[Text block]:
....

I have a Bulldog Doghouse 24X24X10, for the first few weeks it was fine but if you are hitting the same spot constantly you will blow through this target in a very short time. We are constantly taking the bag down to stomp it and reorient the stuffing but two or three accurate shots into the same target face and I am buried up to the fletches. We now have another target bag behind this target to stop the arrows from blowing right through it. 

I have heard good things about the Warthog targets, our club has just redone the inside butts with them and they seem to be fine so far with repetitive hits in the same hole. As for the warranty on the Bulldog, for the price to ship a 25LB target to Manitoba from Ontario I might as well just buy a new target.


----------



## MJewell (Nov 24, 2007)

I've had a dog house for three years now great targets awesome life span would be nice if you could shoot broad heads at them.


----------



## ShawnRees (May 15, 2013)

I've been pounding the middle of my Warthog since June and haven't had to move a target. Our indoor range at YCB uses them, Caledon uses them, and they too are pounded by some very, very consistent shooters plus we (YCB) have one set up at 50m on the FITA range and almost no one shoots at the whitetails any more. Super, Super Durable and the best part is you're not killing yourself to pull an arrow out.

Am I just a little biased, YES. But, I can be when I truly believe that I'm shooting at the best thing out there.

So, looking forward to the reviews because we're listening and they will be heard.


----------



## ShawnRees (May 15, 2013)

*Spencerville ~ Customer service call. *

Some of our targets have not been performing as well as they should with *Nanos.*

Stops them but the 18" of material needs to be deeper so the arrow doesn't come out the back of the target. 

We are immediately working on the issue with another round of testing...

Should be able to report positive results shortly.


----------



## ont.deerhunter (Mar 26, 2004)

WARTHOG TARGETS Absolutely unbelievable service. I purchased a 36x36 warthog target a couple of weeks ago.It is an awesome target with very easy arrow removal and appears to be very durable. I had one concern shooting in my basement at 13yds with my nanos. The arrow would protrude out the back of the target about 2" always stopped the arrow but still 20" of penetration on an 18" target. I emailed Warthog targets about my concern and got a response immediately. They had never heard of this before and wanted to rectify the problem. Shawn came to my house today with another target. Thats right drove right to my house with a new target. We both figured that for some reason that my first target had not been assembled correctly(not compressed enough). It turns out that even the new target that he brought me had the same result. How is this for service they left both targets at my place and said that they will figure out what needs to be done and rectify the issue. I told him that I can live with the results as I usually only shoot nanos indoor for tuning purposes. He would not hear of it and said that it had to be rectified. You just cant beat that for service and this target was only $125.00. I was told to shoot the heck out of the targets until they figured out a solution. I would assume they will build thicker targets for people that shoot nanos or use more compression to solve the issue. Not many companies left with this kind of service.:thumbs_up


----------



## Durhampro (May 9, 2009)

....

[Data for the task]:
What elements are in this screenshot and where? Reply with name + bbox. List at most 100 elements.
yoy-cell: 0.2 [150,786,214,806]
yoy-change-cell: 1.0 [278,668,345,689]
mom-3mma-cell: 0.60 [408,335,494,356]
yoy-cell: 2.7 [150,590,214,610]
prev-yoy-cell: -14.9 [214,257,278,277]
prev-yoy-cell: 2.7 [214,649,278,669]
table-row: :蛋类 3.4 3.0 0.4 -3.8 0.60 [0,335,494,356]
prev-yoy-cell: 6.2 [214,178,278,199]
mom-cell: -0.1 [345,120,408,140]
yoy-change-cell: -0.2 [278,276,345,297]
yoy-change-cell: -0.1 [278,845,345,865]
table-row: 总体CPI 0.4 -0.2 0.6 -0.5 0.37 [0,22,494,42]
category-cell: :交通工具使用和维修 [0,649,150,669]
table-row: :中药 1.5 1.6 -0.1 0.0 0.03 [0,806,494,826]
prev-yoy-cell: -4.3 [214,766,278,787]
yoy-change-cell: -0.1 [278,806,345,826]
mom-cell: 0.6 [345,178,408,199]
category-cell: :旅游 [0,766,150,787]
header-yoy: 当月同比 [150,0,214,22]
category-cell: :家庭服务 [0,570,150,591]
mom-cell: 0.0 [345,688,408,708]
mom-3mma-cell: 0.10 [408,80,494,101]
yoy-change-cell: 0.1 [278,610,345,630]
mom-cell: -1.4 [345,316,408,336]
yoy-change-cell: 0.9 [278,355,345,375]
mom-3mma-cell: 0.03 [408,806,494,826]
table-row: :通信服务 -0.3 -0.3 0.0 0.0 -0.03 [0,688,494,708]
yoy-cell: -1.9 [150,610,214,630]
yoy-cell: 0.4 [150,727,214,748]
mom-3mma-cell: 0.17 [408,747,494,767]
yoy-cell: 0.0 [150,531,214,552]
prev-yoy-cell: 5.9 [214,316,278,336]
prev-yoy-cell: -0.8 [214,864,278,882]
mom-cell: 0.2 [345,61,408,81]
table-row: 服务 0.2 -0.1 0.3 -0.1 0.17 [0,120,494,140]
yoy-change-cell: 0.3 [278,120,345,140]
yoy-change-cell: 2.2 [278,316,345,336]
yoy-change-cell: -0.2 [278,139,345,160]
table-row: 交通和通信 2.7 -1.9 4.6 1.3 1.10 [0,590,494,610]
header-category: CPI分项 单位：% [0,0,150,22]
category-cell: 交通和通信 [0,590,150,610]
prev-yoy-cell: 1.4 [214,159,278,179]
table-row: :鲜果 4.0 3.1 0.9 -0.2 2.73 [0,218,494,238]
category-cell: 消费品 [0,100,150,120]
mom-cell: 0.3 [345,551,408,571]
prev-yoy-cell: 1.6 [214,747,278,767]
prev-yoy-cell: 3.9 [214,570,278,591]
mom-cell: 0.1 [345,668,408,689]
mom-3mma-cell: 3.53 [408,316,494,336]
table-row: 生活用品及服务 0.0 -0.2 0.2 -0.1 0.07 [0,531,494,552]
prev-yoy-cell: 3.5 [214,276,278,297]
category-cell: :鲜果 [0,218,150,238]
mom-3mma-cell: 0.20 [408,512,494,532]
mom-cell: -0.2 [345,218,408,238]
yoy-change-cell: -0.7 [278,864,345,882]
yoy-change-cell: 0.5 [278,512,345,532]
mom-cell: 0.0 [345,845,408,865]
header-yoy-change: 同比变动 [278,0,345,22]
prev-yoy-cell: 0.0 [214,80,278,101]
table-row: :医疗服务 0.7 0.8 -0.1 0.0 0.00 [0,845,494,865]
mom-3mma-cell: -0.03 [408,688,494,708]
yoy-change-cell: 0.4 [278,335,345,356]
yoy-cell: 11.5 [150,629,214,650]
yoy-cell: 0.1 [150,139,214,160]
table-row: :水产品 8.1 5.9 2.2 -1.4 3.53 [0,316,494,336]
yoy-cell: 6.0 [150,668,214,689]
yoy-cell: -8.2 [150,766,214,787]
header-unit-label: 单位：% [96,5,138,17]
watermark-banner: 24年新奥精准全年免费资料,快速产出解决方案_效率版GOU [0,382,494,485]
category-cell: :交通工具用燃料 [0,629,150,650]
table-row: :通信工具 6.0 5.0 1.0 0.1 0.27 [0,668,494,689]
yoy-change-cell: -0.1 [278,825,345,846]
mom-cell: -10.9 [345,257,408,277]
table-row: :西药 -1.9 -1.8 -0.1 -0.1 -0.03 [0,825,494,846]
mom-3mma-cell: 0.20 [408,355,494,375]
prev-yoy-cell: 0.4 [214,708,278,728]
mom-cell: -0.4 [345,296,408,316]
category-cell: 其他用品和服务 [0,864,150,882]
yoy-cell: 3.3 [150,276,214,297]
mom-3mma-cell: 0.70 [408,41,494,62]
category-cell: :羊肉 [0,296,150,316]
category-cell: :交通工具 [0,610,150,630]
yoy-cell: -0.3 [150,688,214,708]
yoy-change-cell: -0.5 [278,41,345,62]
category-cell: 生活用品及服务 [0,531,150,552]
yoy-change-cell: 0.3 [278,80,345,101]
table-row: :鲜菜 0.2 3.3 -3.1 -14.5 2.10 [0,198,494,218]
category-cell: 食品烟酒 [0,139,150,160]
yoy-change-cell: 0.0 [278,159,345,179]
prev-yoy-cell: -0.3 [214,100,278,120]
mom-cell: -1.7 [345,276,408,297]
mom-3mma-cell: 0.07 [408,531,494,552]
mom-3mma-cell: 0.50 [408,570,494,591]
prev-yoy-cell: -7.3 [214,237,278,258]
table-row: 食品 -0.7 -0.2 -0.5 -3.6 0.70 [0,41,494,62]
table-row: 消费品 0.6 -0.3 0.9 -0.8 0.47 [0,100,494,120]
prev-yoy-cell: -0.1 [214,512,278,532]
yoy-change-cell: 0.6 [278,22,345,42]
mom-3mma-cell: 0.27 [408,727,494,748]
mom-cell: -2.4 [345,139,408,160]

....

[Complete the following]:
A. Reproduce the entries word for word, from the first one through the line containing "mom-cell: 0.6 [345,178,408,199]", including both ends.
B. Pick up the forum thread on archery targets where it stops and write the next part.

[Task-by-task outputs]:
A.
What elements are in this screenshot and where? Reply with name + bbox. List at most 100 elements.
yoy-cell: 0.2 [150,786,214,806]
yoy-change-cell: 1.0 [278,668,345,689]
mom-3mma-cell: 0.60 [408,335,494,356]
yoy-cell: 2.7 [150,590,214,610]
prev-yoy-cell: -14.9 [214,257,278,277]
prev-yoy-cell: 2.7 [214,649,278,669]
table-row: :蛋类 3.4 3.0 0.4 -3.8 0.60 [0,335,494,356]
prev-yoy-cell: 6.2 [214,178,278,199]
mom-cell: -0.1 [345,120,408,140]
yoy-change-cell: -0.2 [278,276,345,297]
yoy-change-cell: -0.1 [278,845,345,865]
table-row: 总体CPI 0.4 -0.2 0.6 -0.5 0.37 [0,22,494,42]
category-cell: :交通工具使用和维修 [0,649,150,669]
table-row: :中药 1.5 1.6 -0.1 0.0 0.03 [0,806,494,826]
prev-yoy-cell: -4.3 [214,766,278,787]
yoy-change-cell: -0.1 [278,806,345,826]
mom-cell: 0.6 [345,178,408,199]

B.
ont.deerhunter said:


> WARTHOG TARGETS Absolutely unbelievable service. I purchased a 36x36 warthog target a couple of weeks ago.It is an awesome target with very easy arrow removal and appears to be very durable. I had one concern shooting in my basement at 13yds with my nanos. The arrow would protrude out the back of the target about 2" always stopped the arrow but still 20" of penetration on an 18" target. I emailed Warthog targets about my concern and got a response immediately. They had never heard of this before and wanted to rectify the problem. Shawn came to my house today with another target. Thats right drove right to my house with a new target. We both figured that for some reason that my first target had not been assembled correctly(not compressed enough). It turns out that even the new target that he brought me had the same result. How is this for service they left both targets at my place and said that they will figure out what needs to be done and rectify the issue. I told him that I can live with the results as I usually only shoot nanos indoor for tuning purposes. He would not hear of it and said that it had to be rectified. You just cant beat that for service and this target was only $125.00. I was told to shoot the heck out of the targets until they figured out a solution. I would assume they will build thicker targets for people that shoot nanos or use more compression to solve the issue. Not many companies left with this kind of service.:thumbs_up




I am not surprised, Shawn is an upstanding guy.


----------



## bigHUN (Feb 5, 2006)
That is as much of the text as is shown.